## Start

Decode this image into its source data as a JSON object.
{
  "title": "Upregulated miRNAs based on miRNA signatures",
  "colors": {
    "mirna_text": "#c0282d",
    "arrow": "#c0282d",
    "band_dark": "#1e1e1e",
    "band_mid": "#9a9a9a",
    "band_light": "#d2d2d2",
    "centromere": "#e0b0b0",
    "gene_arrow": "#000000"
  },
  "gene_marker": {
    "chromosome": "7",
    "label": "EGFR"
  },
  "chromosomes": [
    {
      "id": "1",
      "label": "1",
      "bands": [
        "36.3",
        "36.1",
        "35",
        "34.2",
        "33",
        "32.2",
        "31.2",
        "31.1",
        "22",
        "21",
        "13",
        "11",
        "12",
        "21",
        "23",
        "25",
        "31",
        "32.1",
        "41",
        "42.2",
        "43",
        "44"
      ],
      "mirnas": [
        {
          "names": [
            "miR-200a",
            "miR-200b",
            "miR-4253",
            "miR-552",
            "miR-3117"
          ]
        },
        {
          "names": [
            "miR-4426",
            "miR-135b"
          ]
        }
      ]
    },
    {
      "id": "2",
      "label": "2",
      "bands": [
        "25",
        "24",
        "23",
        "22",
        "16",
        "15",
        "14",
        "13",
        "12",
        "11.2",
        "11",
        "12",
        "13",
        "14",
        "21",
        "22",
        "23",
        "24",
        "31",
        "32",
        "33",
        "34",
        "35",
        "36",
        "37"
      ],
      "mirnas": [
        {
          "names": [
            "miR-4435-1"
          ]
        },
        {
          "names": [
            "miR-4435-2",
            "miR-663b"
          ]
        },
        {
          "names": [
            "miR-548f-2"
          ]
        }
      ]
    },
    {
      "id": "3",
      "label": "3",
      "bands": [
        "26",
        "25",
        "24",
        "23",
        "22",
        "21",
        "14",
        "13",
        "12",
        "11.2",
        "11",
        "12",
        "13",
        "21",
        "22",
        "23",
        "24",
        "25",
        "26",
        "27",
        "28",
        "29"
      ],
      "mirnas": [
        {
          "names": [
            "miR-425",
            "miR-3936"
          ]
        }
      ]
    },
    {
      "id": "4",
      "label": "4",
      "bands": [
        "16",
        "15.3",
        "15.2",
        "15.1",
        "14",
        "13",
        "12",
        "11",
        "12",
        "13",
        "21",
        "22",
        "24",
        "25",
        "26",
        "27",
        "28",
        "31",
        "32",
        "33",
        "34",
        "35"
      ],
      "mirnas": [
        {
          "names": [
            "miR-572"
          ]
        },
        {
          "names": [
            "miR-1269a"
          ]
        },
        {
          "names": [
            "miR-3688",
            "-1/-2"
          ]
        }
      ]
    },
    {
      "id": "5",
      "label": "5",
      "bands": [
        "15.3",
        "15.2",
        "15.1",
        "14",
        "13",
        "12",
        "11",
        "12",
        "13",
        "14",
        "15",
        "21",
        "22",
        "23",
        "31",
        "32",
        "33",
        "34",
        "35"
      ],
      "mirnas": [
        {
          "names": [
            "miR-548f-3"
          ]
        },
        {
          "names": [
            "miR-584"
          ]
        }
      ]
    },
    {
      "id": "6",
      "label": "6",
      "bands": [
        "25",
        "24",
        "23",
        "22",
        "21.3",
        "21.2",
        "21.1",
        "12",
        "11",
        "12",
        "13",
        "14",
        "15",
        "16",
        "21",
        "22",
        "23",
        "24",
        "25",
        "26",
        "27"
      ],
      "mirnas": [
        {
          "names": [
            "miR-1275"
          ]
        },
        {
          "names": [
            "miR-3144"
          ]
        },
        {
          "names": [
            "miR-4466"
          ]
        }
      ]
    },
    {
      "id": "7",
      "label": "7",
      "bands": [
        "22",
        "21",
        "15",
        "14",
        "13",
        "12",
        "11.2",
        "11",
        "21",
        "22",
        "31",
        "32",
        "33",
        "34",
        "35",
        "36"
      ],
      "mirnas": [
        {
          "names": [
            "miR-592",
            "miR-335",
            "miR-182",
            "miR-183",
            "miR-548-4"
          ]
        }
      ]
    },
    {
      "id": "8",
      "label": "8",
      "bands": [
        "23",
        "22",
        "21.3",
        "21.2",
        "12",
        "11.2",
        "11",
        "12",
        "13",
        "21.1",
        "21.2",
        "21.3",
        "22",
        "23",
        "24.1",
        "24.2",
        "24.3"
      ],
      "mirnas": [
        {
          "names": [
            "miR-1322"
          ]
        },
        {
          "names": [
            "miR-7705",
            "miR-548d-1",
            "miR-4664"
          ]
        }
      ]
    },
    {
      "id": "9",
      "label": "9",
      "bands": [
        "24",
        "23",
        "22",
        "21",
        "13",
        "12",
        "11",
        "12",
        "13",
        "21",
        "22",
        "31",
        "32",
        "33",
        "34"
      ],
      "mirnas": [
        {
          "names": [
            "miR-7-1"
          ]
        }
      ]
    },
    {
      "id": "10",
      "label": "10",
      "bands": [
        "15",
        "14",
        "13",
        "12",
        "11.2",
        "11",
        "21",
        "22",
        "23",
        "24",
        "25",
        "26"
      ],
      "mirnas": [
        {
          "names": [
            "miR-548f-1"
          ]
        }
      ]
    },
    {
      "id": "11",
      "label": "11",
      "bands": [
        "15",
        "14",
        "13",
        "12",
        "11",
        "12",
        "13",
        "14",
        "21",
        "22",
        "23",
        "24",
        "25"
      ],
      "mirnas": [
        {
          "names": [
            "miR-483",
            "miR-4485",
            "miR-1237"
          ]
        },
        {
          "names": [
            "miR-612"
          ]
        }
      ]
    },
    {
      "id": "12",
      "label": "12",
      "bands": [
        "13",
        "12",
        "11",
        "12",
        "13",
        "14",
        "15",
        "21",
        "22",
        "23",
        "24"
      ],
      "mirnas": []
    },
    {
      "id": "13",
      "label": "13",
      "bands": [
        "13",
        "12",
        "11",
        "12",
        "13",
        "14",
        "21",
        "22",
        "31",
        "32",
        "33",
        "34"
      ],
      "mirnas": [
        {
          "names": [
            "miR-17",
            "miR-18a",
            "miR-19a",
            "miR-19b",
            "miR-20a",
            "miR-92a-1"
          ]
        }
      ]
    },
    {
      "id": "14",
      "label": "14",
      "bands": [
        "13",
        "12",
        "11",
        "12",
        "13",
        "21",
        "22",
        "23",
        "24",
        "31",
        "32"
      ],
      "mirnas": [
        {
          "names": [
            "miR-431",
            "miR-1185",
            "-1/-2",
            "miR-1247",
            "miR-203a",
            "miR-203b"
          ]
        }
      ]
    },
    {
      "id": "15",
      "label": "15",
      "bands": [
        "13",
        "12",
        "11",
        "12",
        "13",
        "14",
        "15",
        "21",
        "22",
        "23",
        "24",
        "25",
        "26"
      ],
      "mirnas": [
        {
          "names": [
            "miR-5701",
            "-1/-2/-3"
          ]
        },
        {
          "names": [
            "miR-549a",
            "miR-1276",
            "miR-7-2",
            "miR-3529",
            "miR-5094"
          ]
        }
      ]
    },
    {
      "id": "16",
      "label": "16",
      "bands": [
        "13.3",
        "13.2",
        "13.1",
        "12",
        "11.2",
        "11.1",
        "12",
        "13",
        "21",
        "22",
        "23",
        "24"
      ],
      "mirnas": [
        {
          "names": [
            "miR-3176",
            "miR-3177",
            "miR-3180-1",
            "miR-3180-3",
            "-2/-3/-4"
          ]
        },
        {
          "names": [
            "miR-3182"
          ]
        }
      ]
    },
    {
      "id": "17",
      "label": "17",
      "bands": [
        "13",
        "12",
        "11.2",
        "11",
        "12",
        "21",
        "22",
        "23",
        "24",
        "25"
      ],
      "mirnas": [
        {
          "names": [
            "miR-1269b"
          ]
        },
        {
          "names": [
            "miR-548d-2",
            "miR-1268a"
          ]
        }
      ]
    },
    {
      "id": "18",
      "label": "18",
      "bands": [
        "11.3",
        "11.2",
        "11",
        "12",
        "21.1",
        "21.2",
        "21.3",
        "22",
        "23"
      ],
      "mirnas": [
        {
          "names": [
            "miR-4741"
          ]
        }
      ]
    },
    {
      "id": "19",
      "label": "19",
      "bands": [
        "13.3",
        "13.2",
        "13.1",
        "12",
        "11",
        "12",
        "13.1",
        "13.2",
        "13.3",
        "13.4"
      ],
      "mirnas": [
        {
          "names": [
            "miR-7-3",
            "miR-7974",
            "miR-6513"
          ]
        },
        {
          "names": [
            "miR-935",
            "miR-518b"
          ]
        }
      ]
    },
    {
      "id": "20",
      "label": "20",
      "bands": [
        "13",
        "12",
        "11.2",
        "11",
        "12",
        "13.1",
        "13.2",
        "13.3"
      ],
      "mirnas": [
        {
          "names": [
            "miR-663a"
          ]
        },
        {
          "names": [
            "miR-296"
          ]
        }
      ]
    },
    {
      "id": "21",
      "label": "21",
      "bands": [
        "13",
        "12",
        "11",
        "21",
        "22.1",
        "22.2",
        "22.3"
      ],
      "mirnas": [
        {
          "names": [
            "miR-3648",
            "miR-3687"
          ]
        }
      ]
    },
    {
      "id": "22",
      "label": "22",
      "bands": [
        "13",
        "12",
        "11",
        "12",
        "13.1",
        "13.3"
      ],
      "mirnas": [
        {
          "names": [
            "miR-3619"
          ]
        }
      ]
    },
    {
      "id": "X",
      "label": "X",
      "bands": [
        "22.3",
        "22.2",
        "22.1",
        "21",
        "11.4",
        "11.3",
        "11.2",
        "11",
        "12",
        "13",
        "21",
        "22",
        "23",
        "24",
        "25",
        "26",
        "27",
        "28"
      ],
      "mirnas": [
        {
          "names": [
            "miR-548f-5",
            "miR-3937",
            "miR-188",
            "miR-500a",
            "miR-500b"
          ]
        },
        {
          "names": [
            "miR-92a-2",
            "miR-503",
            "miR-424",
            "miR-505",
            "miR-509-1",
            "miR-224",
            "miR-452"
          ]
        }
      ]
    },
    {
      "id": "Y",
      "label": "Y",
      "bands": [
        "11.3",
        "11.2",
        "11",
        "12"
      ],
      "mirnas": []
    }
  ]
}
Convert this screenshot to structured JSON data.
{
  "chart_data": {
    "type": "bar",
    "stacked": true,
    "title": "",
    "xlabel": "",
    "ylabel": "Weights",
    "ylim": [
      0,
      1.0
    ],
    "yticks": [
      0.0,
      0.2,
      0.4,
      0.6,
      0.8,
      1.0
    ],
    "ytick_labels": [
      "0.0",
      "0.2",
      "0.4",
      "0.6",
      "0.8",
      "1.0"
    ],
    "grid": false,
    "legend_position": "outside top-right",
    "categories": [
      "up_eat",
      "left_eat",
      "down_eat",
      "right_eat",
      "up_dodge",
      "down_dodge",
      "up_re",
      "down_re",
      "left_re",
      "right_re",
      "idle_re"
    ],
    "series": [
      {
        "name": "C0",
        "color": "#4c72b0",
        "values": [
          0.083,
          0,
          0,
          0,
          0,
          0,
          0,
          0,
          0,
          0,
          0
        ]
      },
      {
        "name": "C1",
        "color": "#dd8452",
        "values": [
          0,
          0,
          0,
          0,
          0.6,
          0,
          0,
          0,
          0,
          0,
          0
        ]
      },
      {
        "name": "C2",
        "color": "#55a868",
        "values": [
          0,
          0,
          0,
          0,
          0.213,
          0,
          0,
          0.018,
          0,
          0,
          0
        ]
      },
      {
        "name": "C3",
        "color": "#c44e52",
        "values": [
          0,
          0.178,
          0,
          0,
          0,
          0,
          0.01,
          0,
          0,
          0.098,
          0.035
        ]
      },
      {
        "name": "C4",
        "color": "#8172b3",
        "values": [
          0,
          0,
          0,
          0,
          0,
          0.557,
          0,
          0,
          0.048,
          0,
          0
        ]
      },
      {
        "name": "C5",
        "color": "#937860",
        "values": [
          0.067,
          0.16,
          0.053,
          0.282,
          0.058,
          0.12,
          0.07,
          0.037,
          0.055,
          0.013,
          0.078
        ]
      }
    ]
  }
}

## End
## Start

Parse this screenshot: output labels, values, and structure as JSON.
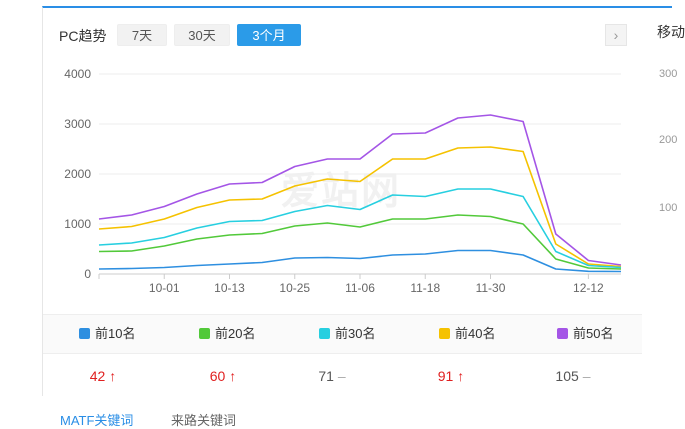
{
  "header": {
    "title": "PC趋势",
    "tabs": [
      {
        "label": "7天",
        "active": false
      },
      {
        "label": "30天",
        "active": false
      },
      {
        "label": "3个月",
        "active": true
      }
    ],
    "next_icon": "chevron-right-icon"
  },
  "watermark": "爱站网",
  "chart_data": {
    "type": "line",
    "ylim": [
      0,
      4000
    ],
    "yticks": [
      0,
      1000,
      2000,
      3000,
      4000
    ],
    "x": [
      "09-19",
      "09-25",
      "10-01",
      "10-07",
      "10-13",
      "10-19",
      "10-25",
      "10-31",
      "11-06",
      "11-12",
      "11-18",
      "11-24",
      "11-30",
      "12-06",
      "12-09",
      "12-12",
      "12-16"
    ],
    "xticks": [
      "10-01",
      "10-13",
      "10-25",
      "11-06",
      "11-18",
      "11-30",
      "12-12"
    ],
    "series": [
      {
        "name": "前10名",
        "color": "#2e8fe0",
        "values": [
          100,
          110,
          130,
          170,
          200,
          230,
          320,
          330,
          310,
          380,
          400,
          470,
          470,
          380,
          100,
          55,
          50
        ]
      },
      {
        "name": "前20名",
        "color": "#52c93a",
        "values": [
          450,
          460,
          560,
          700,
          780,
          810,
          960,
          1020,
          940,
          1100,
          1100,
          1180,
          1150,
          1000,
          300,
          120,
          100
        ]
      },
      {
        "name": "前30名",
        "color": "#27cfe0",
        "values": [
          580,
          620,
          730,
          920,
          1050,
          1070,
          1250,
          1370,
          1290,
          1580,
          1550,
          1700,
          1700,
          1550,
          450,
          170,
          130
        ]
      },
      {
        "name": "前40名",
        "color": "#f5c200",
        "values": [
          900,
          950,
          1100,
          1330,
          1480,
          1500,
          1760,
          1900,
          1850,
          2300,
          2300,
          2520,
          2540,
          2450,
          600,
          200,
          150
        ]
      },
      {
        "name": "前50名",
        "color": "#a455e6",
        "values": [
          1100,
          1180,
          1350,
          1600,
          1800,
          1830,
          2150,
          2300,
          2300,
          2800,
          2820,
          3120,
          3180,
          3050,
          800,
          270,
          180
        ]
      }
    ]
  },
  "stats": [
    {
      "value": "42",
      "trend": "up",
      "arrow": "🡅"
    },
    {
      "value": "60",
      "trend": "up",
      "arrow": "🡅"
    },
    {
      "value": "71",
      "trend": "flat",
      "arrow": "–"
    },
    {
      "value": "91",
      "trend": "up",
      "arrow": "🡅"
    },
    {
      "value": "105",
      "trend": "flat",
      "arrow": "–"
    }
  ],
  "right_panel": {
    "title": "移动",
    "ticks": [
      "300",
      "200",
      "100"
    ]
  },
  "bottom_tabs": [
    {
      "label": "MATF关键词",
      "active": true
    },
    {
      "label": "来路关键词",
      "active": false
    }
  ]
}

## End

Challenge: Give the count of lines holding the word "title", with no other words.

Finished answer: 4